─── Dataset extract

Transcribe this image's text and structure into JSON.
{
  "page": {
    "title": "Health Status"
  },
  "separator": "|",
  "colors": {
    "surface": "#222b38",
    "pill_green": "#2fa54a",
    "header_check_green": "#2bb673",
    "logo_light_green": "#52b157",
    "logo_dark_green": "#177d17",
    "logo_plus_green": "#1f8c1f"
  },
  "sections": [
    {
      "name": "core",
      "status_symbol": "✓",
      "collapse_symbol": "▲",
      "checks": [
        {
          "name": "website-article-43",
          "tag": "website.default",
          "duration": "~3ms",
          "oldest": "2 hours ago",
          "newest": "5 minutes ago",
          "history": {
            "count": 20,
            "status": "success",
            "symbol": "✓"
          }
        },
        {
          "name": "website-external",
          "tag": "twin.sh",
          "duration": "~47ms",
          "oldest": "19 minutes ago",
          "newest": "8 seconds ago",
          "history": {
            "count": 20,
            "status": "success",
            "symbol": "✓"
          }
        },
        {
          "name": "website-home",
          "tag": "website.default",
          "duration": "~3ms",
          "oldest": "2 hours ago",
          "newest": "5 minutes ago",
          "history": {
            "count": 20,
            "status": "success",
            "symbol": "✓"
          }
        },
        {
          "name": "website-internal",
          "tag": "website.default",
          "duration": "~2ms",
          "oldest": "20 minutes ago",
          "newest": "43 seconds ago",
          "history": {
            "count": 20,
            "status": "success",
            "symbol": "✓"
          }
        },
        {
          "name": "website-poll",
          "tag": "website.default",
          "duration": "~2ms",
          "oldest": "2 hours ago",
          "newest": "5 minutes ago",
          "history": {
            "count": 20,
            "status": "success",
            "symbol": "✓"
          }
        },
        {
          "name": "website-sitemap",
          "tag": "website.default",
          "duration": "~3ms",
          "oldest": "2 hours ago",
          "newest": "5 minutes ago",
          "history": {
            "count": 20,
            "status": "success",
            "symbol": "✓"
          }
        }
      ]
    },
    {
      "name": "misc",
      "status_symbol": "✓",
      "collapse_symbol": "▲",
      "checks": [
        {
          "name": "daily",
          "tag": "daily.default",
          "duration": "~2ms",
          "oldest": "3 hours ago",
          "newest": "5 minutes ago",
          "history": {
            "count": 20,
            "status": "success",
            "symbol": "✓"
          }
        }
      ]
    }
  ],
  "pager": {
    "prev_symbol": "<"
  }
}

──────

Aim
The records above must be output exactly, in full.

Exercise answer
Transcribe this image's text and structure into JSON.
{
  "page": {
    "title": "Health Status"
  },
  "separator": "|",
  "colors": {
    "surface": "#222b38",
    "pill_green": "#2fa54a",
    "header_check_green": "#2bb673",
    "logo_light_green": "#52b157",
    "logo_dark_green": "#177d17",
    "logo_plus_green": "#1f8c1f"
  },
  "sections": [
    {
      "name": "core",
      "status_symbol": "✓",
      "collapse_symbol": "▲",
      "checks": [
        {
          "name": "website-article-43",
          "tag": "website.default",
          "duration": "~3ms",
          "oldest": "2 hours ago",
          "newest": "5 minutes ago",
          "history": {
            "count": 20,
            "status": "success",
            "symbol": "✓"
          }
        },
        {
          "name": "website-external",
          "tag": "twin.sh",
          "duration": "~47ms",
          "oldest": "19 minutes ago",
          "newest": "8 seconds ago",
          "history": {
            "count": 20,
            "status": "success",
            "symbol": "✓"
          }
        },
        {
          "name": "website-home",
          "tag": "website.default",
          "duration": "~3ms",
          "oldest": "2 hours ago",
          "newest": "5 minutes ago",
          "history": {
            "count": 20,
            "status": "success",
            "symbol": "✓"
          }
        },
        {
          "name": "website-internal",
          "tag": "website.default",
          "duration": "~2ms",
          "oldest": "20 minutes ago",
          "newest": "43 seconds ago",
          "history": {
            "count": 20,
            "status": "success",
            "symbol": "✓"
          }
        },
        {
          "name": "website-poll",
          "tag": "website.default",
          "duration": "~2ms",
          "oldest": "2 hours ago",
          "newest": "5 minutes ago",
          "history": {
            "count": 20,
            "status": "success",
            "symbol": "✓"
          }
        },
        {
          "name": "website-sitemap",
          "tag": "website.default",
          "duration": "~3ms",
          "oldest": "2 hours ago",
          "newest": "5 minutes ago",
          "history": {
            "count": 20,
            "status": "success",
            "symbol": "✓"
          }
        }
      ]
    },
    {
      "name": "misc",
      "status_symbol": "✓",
      "collapse_symbol": "▲",
      "checks": [
        {
          "name": "daily",
          "tag": "daily.default",
          "duration": "~2ms",
          "oldest": "3 hours ago",
          "newest": "5 minutes ago",
          "history": {
            "count": 20,
            "status": "success",
            "symbol": "✓"
          }
        }
      ]
    }
  ],
  "pager": {
    "prev_symbol": "<"
  }
}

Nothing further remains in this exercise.